▶ _INSTRUCTION_:
Reproduce the records below exactly, leaving out any pictures.

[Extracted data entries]
· · · · ·

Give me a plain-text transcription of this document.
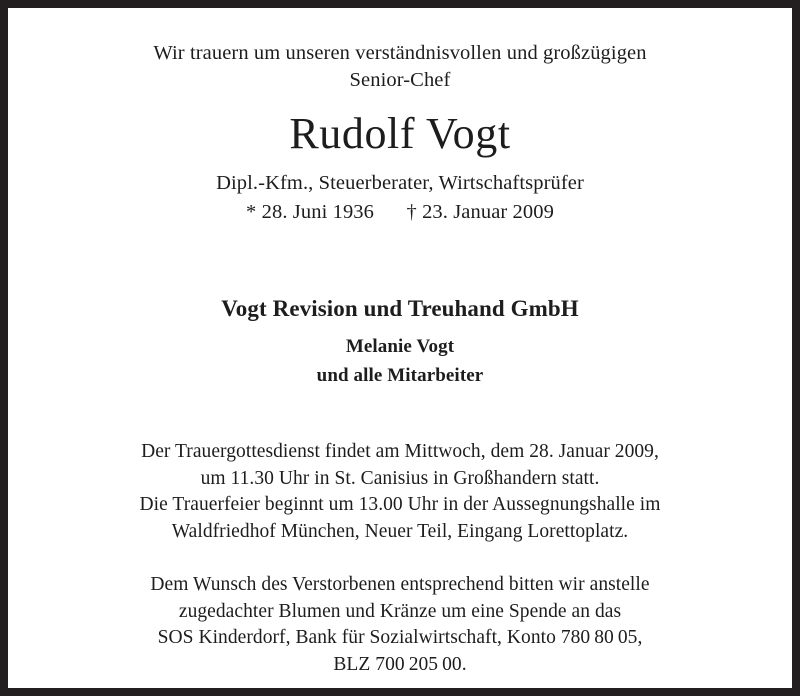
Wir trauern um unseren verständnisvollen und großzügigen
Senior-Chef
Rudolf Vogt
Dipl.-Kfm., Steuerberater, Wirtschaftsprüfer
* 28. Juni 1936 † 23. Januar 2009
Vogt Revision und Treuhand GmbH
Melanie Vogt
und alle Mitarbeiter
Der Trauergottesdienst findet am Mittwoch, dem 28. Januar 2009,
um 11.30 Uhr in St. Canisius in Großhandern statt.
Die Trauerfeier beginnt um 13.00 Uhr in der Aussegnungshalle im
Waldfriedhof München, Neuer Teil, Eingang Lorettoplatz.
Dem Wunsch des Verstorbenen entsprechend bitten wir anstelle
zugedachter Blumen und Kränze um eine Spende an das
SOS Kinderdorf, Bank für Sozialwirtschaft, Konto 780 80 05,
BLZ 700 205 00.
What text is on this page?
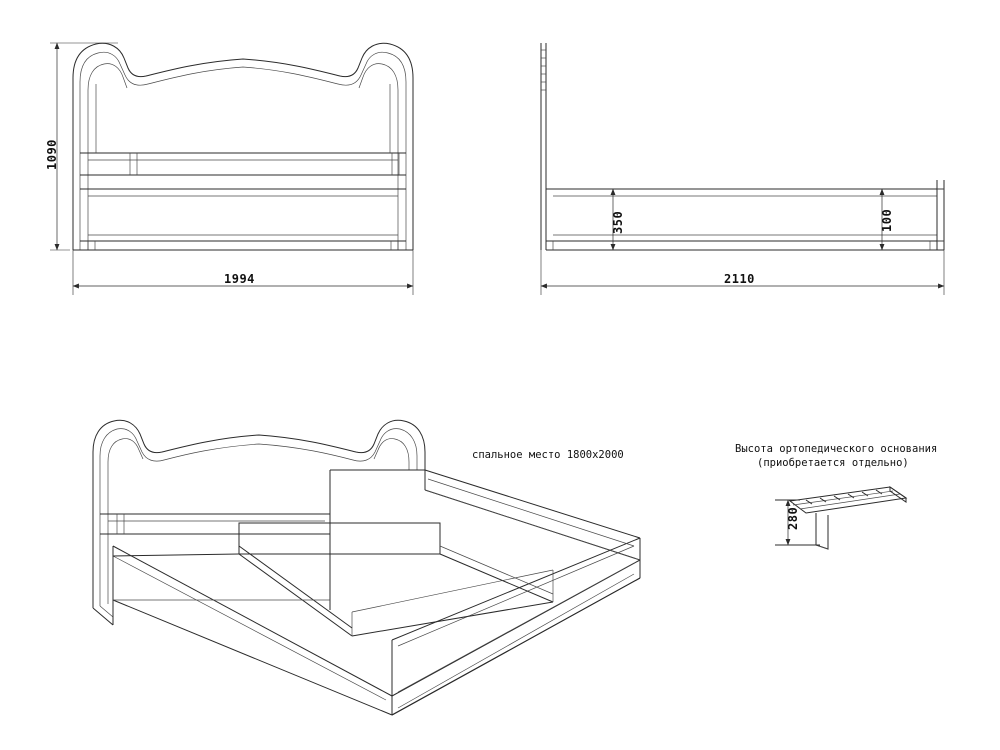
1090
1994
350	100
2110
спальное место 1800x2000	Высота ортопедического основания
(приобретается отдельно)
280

· · · · ·

▶ _THE REPLY_:
Give me a plain-text transcription of this document.
Wir trauern um unseren verständnisvollen und großzügigen
Senior-Chef
Rudolf Vogt
Dipl.-Kfm., Steuerberater, Wirtschaftsprüfer
* 28. Juni 1936 † 23. Januar 2009
Vogt Revision und Treuhand GmbH
Melanie Vogt
und alle Mitarbeiter
Der Trauergottesdienst findet am Mittwoch, dem 28. Januar 2009,
um 11.30 Uhr in St. Canisius in Großhandern statt.
Die Trauerfeier beginnt um 13.00 Uhr in der Aussegnungshalle im
Waldfriedhof München, Neuer Teil, Eingang Lorettoplatz.
Dem Wunsch des Verstorbenen entsprechend bitten wir anstelle
zugedachter Blumen und Kränze um eine Spende an das
SOS Kinderdorf, Bank für Sozialwirtschaft, Konto 780 80 05,
BLZ 700 205 00.
What text is on this page?
1090
1994
350	100
2110
спальное место 1800x2000	Высота ортопедического основания
(приобретается отдельно)
280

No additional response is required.